## What you need to do
Return all entries precisely as they stand, without the images.

************

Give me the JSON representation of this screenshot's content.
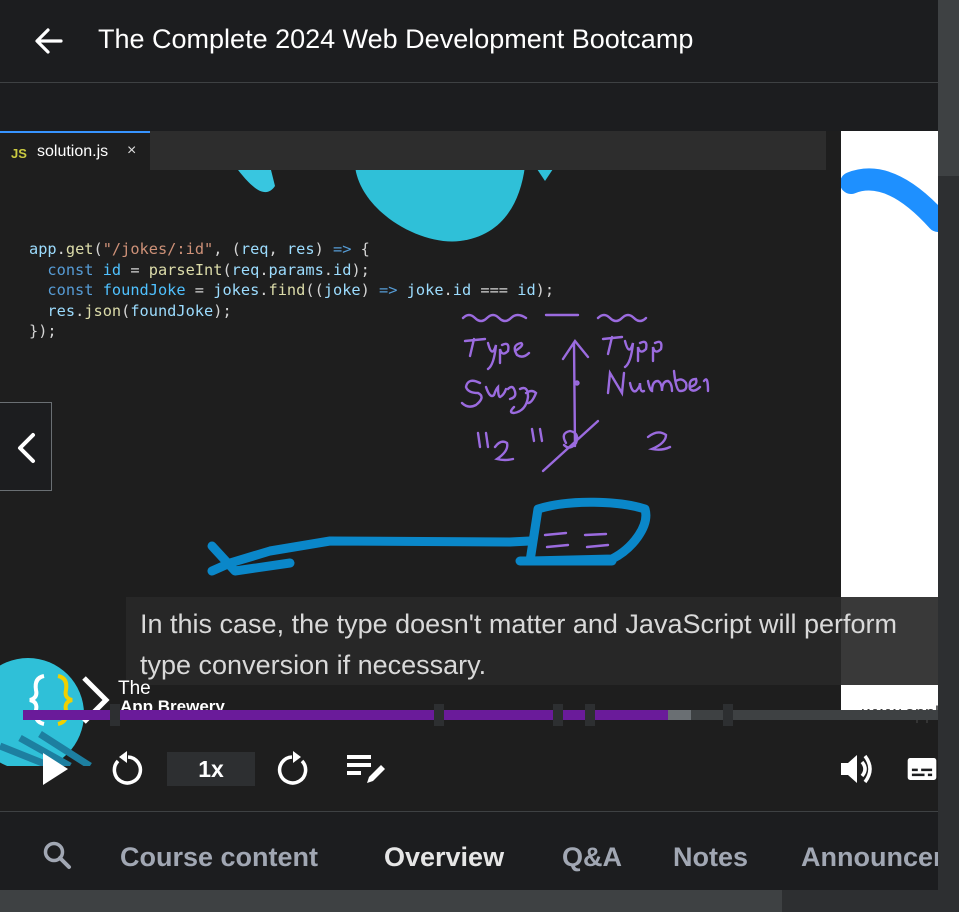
{
  "header": {
    "title": "The Complete 2024 Web Development Bootcamp",
    "back_icon": "arrow-left-icon"
  },
  "editor": {
    "tab_lang": "JS",
    "tab_file": "solution.js",
    "tab_close": "×",
    "code_lines": [
      "app.get(\"/jokes/:id\", (req, res) => {",
      "  const id = parseInt(req.params.id);",
      "  const foundJoke = jokes.find((joke) => joke.id === id);",
      "  res.json(foundJoke);",
      "});"
    ]
  },
  "caption": {
    "text": "In this case, the type doesn't matter and JavaScript will perform type conversion if necessary."
  },
  "brand": {
    "line1": "The",
    "line2": "App Brewery",
    "watermark": "www.appbrewery.com"
  },
  "player": {
    "speed": "1x",
    "progress_fraction": 0.705,
    "buffer_fraction": 0.73,
    "chapter_fractions": [
      0.1,
      0.455,
      0.585,
      0.62,
      0.77
    ],
    "colors": {
      "progress": "#6a1b9a",
      "buffer": "#6a6f73"
    }
  },
  "nav": {
    "tabs": [
      {
        "label": "Course content",
        "active": false
      },
      {
        "label": "Overview",
        "active": true
      },
      {
        "label": "Q&A",
        "active": false
      },
      {
        "label": "Notes",
        "active": false
      },
      {
        "label": "Announcements",
        "active": false
      }
    ]
  }
}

************

## The reply
Give me the JSON representation of this screenshot's content.
{
  "header": {
    "title": "The Complete 2024 Web Development Bootcamp",
    "back_icon": "arrow-left-icon"
  },
  "editor": {
    "tab_lang": "JS",
    "tab_file": "solution.js",
    "tab_close": "×",
    "code_lines": [
      "app.get(\"/jokes/:id\", (req, res) => {",
      "  const id = parseInt(req.params.id);",
      "  const foundJoke = jokes.find((joke) => joke.id === id);",
      "  res.json(foundJoke);",
      "});"
    ]
  },
  "caption": {
    "text": "In this case, the type doesn't matter and JavaScript will perform type conversion if necessary."
  },
  "brand": {
    "line1": "The",
    "line2": "App Brewery",
    "watermark": "www.appbrewery.com"
  },
  "player": {
    "speed": "1x",
    "progress_fraction": 0.705,
    "buffer_fraction": 0.73,
    "chapter_fractions": [
      0.1,
      0.455,
      0.585,
      0.62,
      0.77
    ],
    "colors": {
      "progress": "#6a1b9a",
      "buffer": "#6a6f73"
    }
  },
  "nav": {
    "tabs": [
      {
        "label": "Course content",
        "active": false
      },
      {
        "label": "Overview",
        "active": true
      },
      {
        "label": "Q&A",
        "active": false
      },
      {
        "label": "Notes",
        "active": false
      },
      {
        "label": "Announcements",
        "active": false
      }
    ]
  }
}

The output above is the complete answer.